The listing below must be repeated word for word, with its images excluded.

-------- AVAILABLE DATA

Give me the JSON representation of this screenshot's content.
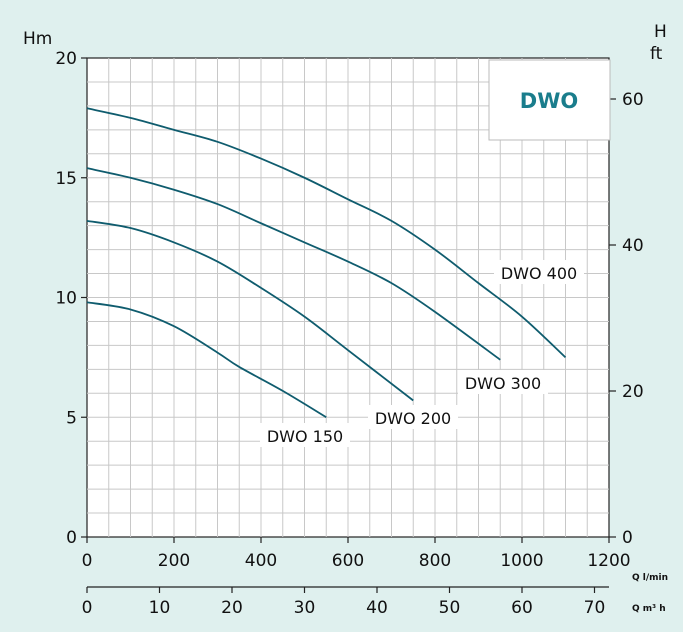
{
  "chart_data": {
    "type": "line",
    "badge": "DWO",
    "y_left_unit": "Hm",
    "y_right_unit_top": "H",
    "y_right_unit_bottom": "ft",
    "x_unit_flow": "Q l/min",
    "x_unit_volume": "Q m³ h",
    "x_range": [
      0,
      1200
    ],
    "y_range": [
      0,
      20
    ],
    "x_ticks": [
      0,
      200,
      400,
      600,
      800,
      1000,
      1200
    ],
    "y_ticks": [
      0,
      5,
      10,
      15,
      20
    ],
    "y_right_ticks": [
      0,
      20,
      40,
      60
    ],
    "x2_ticks": [
      0,
      10,
      20,
      30,
      40,
      50,
      60,
      70
    ],
    "grid": true,
    "colors": {
      "background": "#dff0ee",
      "plot": "#ffffff",
      "grid": "#c8c8c8",
      "curve": "#0f5c6e",
      "badge": "#1a7d8c"
    },
    "series": [
      {
        "name": "DWO 150",
        "x": [
          0,
          100,
          200,
          300,
          350,
          450,
          550
        ],
        "y": [
          9.8,
          9.5,
          8.8,
          7.7,
          7.1,
          6.1,
          5.0
        ]
      },
      {
        "name": "DWO 200",
        "x": [
          0,
          100,
          200,
          300,
          400,
          500,
          600,
          750
        ],
        "y": [
          13.2,
          12.9,
          12.3,
          11.5,
          10.4,
          9.2,
          7.8,
          5.7
        ]
      },
      {
        "name": "DWO 300",
        "x": [
          0,
          100,
          200,
          300,
          400,
          500,
          600,
          700,
          800,
          950
        ],
        "y": [
          15.4,
          15.0,
          14.5,
          13.9,
          13.1,
          12.3,
          11.5,
          10.6,
          9.4,
          7.4
        ]
      },
      {
        "name": "DWO 400",
        "x": [
          0,
          100,
          200,
          300,
          400,
          500,
          600,
          700,
          800,
          900,
          1000,
          1100
        ],
        "y": [
          17.9,
          17.5,
          17.0,
          16.5,
          15.8,
          15.0,
          14.1,
          13.2,
          12.0,
          10.6,
          9.2,
          7.5
        ]
      }
    ]
  }
}
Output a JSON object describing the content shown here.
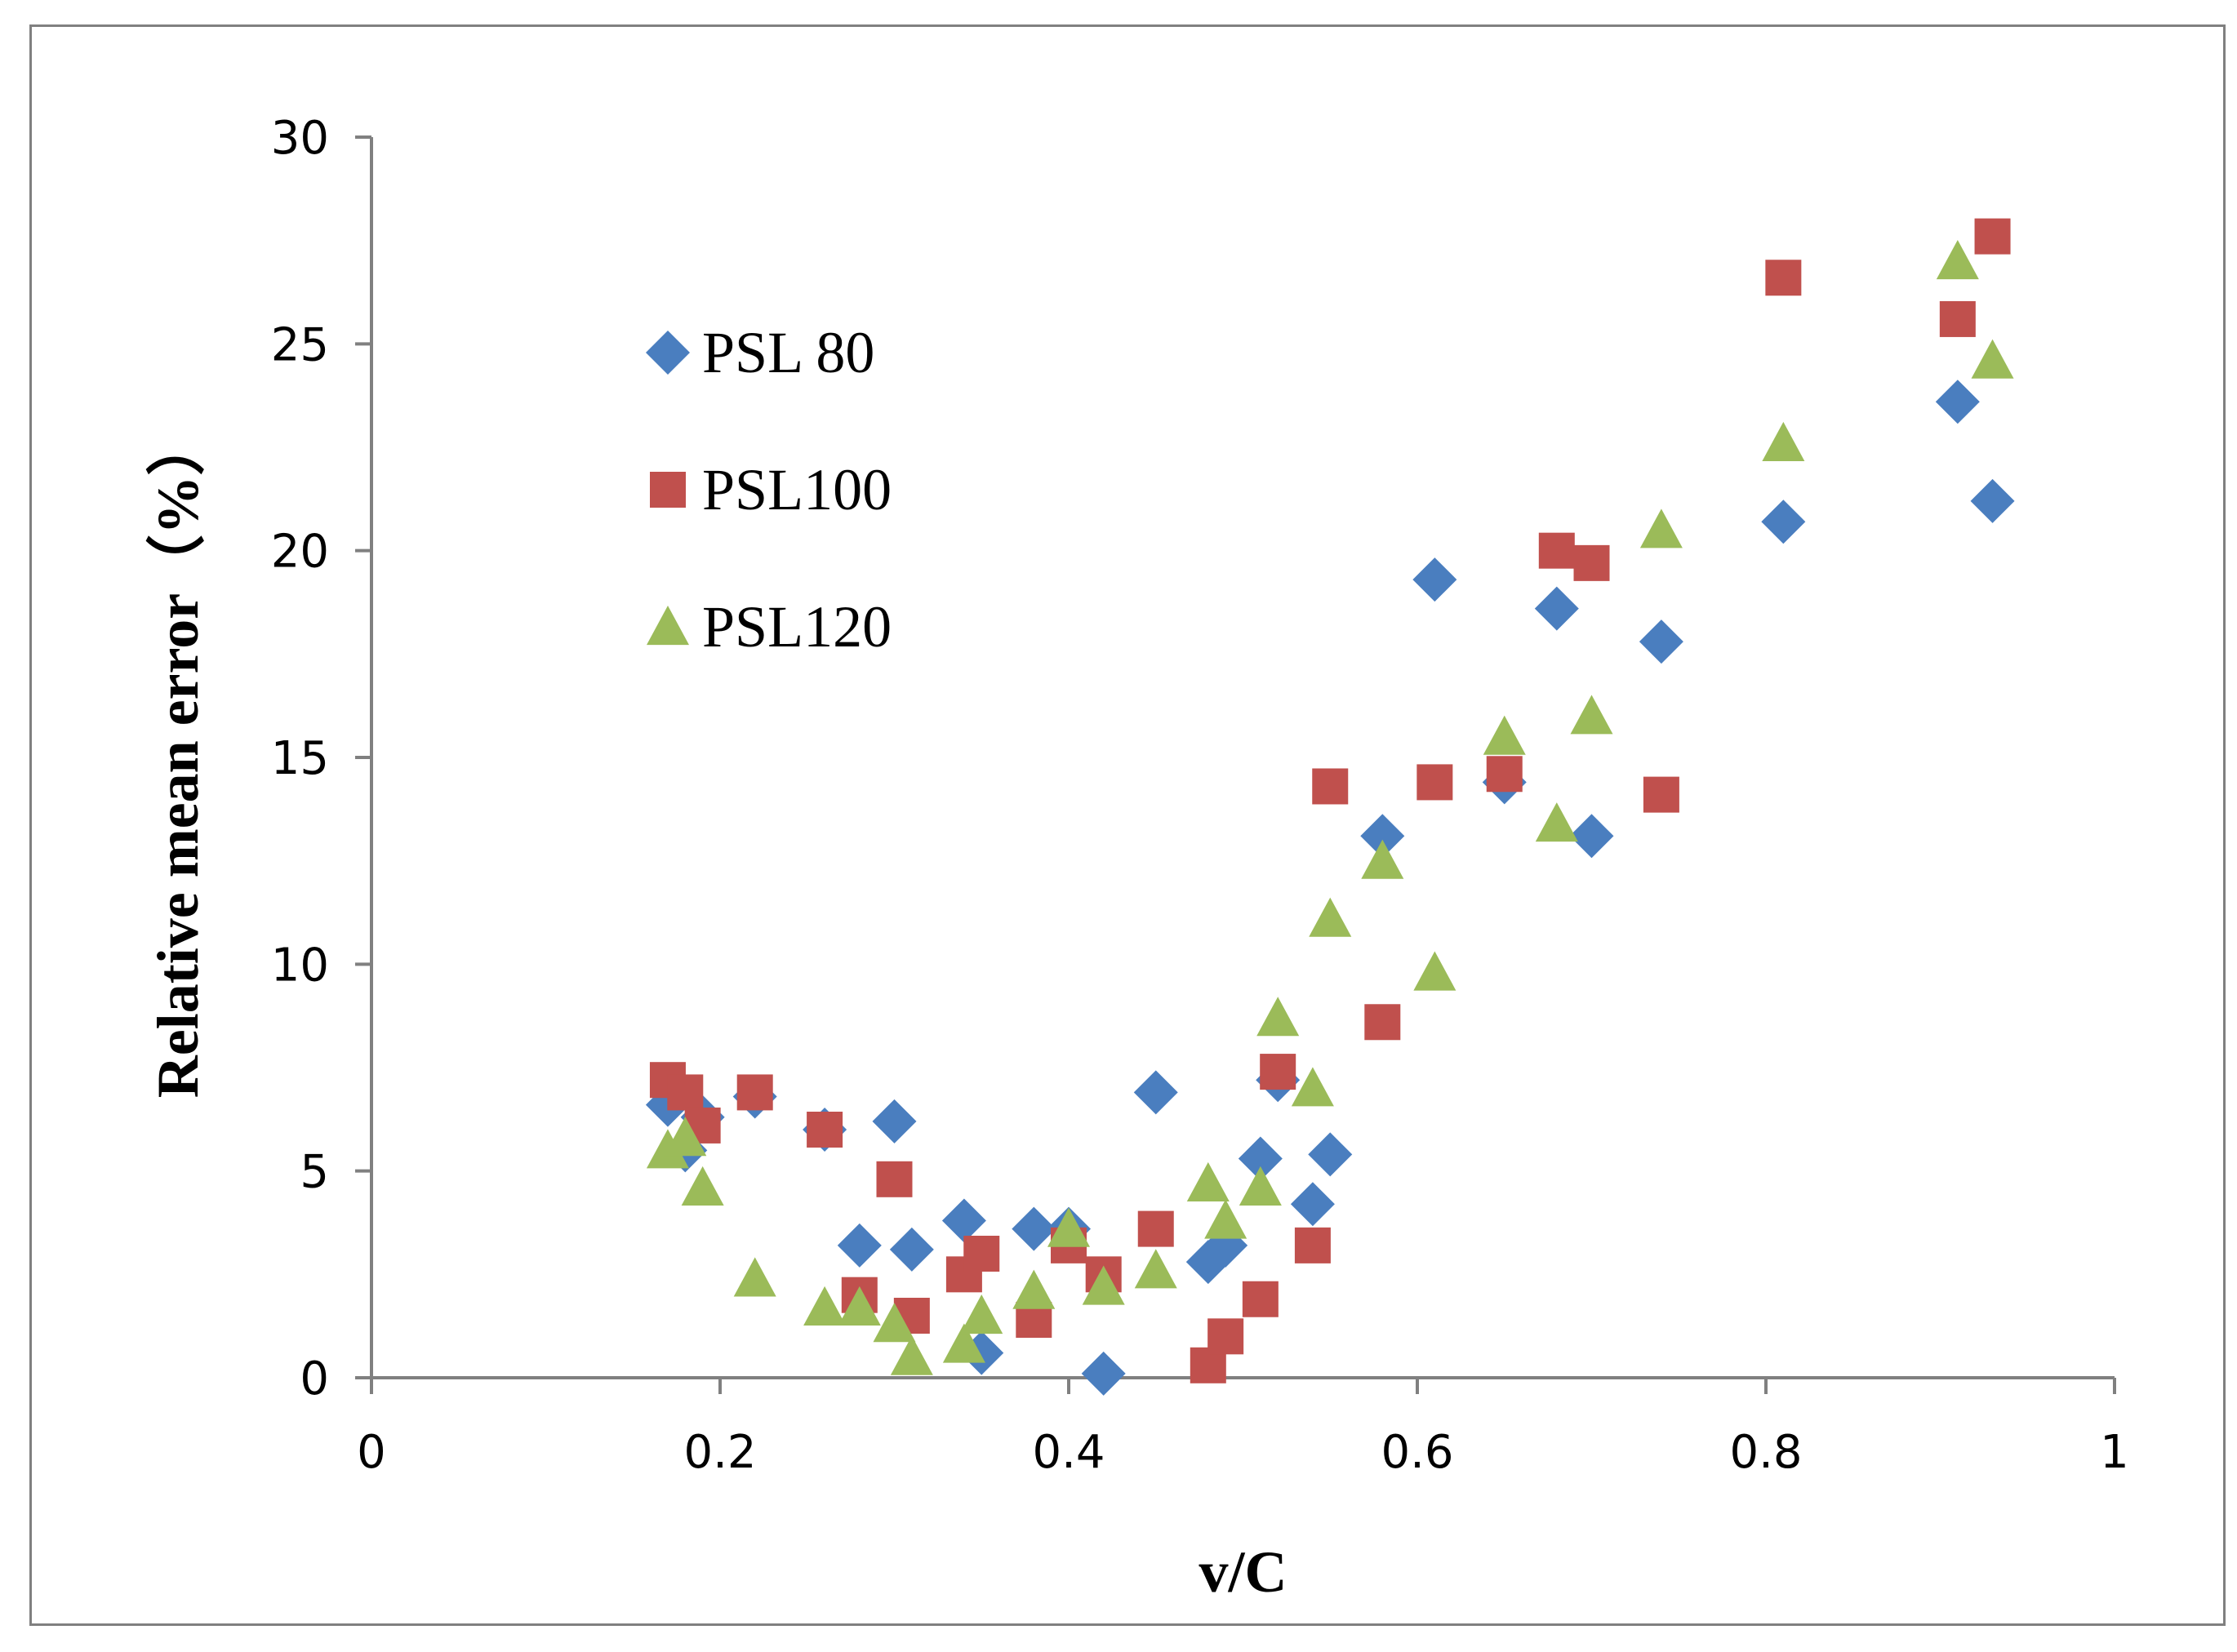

----------------

## EXERCISE OUTPUT
Give me the JSON representation of this screenshot's content.
{
  "chart_data": {
    "type": "line",
    "badge": "DWO",
    "y_left_unit": "Hm",
    "y_right_unit_top": "H",
    "y_right_unit_bottom": "ft",
    "x_unit_flow": "Q l/min",
    "x_unit_volume": "Q m³ h",
    "x_range": [
      0,
      1200
    ],
    "y_range": [
      0,
      20
    ],
    "x_ticks": [
      0,
      200,
      400,
      600,
      800,
      1000,
      1200
    ],
    "y_ticks": [
      0,
      5,
      10,
      15,
      20
    ],
    "y_right_ticks": [
      0,
      20,
      40,
      60
    ],
    "x2_ticks": [
      0,
      10,
      20,
      30,
      40,
      50,
      60,
      70
    ],
    "grid": true,
    "colors": {
      "background": "#dff0ee",
      "plot": "#ffffff",
      "grid": "#c8c8c8",
      "curve": "#0f5c6e",
      "badge": "#1a7d8c"
    },
    "series": [
      {
        "name": "DWO 150",
        "x": [
          0,
          100,
          200,
          300,
          350,
          450,
          550
        ],
        "y": [
          9.8,
          9.5,
          8.8,
          7.7,
          7.1,
          6.1,
          5.0
        ]
      },
      {
        "name": "DWO 200",
        "x": [
          0,
          100,
          200,
          300,
          400,
          500,
          600,
          750
        ],
        "y": [
          13.2,
          12.9,
          12.3,
          11.5,
          10.4,
          9.2,
          7.8,
          5.7
        ]
      },
      {
        "name": "DWO 300",
        "x": [
          0,
          100,
          200,
          300,
          400,
          500,
          600,
          700,
          800,
          950
        ],
        "y": [
          15.4,
          15.0,
          14.5,
          13.9,
          13.1,
          12.3,
          11.5,
          10.6,
          9.4,
          7.4
        ]
      },
      {
        "name": "DWO 400",
        "x": [
          0,
          100,
          200,
          300,
          400,
          500,
          600,
          700,
          800,
          900,
          1000,
          1100
        ],
        "y": [
          17.9,
          17.5,
          17.0,
          16.5,
          15.8,
          15.0,
          14.1,
          13.2,
          12.0,
          10.6,
          9.2,
          7.5
        ]
      }
    ]
  }
}
Output a JSON object describing the content shown here.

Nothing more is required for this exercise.